-------- MATERIAL FOR THIS TASK

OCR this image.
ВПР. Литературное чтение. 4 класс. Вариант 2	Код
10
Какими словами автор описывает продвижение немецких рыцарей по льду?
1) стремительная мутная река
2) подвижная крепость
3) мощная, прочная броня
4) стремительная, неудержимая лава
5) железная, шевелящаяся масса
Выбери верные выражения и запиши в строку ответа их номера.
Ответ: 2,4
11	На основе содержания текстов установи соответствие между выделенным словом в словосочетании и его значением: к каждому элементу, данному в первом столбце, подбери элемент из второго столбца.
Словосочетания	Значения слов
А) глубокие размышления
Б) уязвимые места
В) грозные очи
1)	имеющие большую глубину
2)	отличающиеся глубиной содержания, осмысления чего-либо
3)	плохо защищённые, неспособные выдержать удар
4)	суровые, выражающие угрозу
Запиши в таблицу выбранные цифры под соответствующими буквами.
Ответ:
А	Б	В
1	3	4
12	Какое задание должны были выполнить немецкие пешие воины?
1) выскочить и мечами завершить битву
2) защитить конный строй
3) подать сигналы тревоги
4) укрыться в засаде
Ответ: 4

----------------

Go through the entries and repeat each one exactly.

→ REPLY TO THE TASK:
OCR this image.
ВПР. Литературное чтение. 4 класс. Вариант 2	Код
10
Какими словами автор описывает продвижение немецких рыцарей по льду?
1) стремительная мутная река
2) подвижная крепость
3) мощная, прочная броня
4) стремительная, неудержимая лава
5) железная, шевелящаяся масса
Выбери верные выражения и запиши в строку ответа их номера.
Ответ: 2,4
11	На основе содержания текстов установи соответствие между выделенным словом в словосочетании и его значением: к каждому элементу, данному в первом столбце, подбери элемент из второго столбца.
Словосочетания	Значения слов
А) глубокие размышления
Б) уязвимые места
В) грозные очи
1)	имеющие большую глубину
2)	отличающиеся глубиной содержания, осмысления чего-либо
3)	плохо защищённые, неспособные выдержать удар
4)	суровые, выражающие угрозу
Запиши в таблицу выбранные цифры под соответствующими буквами.
Ответ:
А	Б	В
1	3	4
12	Какое задание должны были выполнить немецкие пешие воины?
1) выскочить и мечами завершить битву
2) защитить конный строй
3) подать сигналы тревоги
4) укрыться в засаде
Ответ: 4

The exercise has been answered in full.